[Stored entries]

-----

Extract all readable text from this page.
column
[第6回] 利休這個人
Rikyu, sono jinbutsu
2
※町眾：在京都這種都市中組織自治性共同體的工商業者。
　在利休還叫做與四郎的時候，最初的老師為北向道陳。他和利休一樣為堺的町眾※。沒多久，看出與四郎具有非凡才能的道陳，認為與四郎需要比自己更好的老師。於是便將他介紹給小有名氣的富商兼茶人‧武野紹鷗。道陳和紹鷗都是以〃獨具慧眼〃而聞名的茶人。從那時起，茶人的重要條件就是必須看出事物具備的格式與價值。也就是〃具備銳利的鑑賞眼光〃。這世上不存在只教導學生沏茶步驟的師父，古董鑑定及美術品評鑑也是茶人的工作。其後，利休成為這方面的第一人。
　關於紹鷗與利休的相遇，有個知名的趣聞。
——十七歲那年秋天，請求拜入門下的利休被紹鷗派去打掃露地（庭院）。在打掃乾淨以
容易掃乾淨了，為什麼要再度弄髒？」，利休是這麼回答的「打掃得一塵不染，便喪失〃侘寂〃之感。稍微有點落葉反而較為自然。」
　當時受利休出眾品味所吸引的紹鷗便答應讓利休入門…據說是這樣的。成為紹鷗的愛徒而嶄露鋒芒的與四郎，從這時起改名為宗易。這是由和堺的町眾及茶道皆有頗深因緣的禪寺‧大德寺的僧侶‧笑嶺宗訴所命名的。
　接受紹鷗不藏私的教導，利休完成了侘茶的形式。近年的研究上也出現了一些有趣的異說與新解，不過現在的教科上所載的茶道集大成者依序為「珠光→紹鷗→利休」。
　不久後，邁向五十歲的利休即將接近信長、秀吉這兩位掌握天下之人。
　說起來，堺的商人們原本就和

-----

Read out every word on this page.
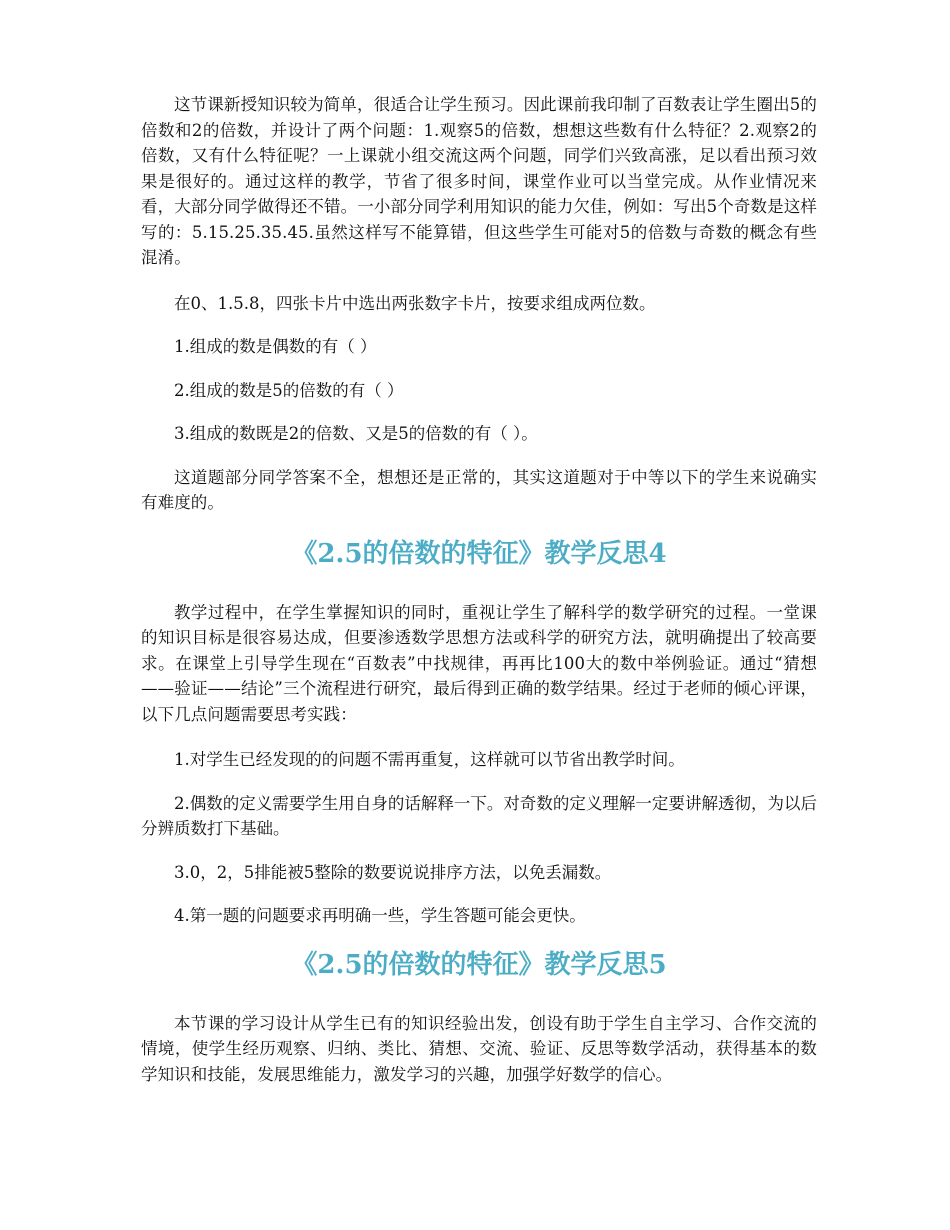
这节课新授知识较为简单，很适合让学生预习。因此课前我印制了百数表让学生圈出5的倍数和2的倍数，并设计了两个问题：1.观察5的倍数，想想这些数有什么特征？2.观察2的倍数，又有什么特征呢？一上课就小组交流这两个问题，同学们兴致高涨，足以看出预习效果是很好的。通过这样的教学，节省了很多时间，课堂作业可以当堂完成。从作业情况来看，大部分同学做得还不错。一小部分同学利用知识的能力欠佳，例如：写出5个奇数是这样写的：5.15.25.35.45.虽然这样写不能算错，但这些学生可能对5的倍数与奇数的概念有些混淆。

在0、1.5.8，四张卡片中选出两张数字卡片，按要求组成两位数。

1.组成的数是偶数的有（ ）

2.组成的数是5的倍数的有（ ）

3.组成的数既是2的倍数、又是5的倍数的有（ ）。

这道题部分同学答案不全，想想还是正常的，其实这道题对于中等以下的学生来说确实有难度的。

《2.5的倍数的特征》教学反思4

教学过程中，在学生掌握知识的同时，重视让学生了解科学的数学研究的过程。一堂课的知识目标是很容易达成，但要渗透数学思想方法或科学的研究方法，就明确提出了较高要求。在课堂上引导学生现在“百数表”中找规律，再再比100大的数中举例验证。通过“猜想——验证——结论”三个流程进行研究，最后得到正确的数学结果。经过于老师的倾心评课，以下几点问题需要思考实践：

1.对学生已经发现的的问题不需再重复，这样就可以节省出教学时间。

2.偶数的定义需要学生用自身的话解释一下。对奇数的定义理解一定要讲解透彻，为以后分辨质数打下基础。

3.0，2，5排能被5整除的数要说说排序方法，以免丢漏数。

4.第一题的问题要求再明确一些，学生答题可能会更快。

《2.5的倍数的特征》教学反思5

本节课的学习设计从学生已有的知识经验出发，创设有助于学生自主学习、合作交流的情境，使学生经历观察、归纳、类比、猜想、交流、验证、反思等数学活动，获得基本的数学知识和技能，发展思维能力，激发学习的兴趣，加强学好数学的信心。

-----

TO BE DONE. All lines that include "page" are to be gathered and copied.

EXERCISE OUTPUT.
Extract all readable text from this page.
Read out every word on this page.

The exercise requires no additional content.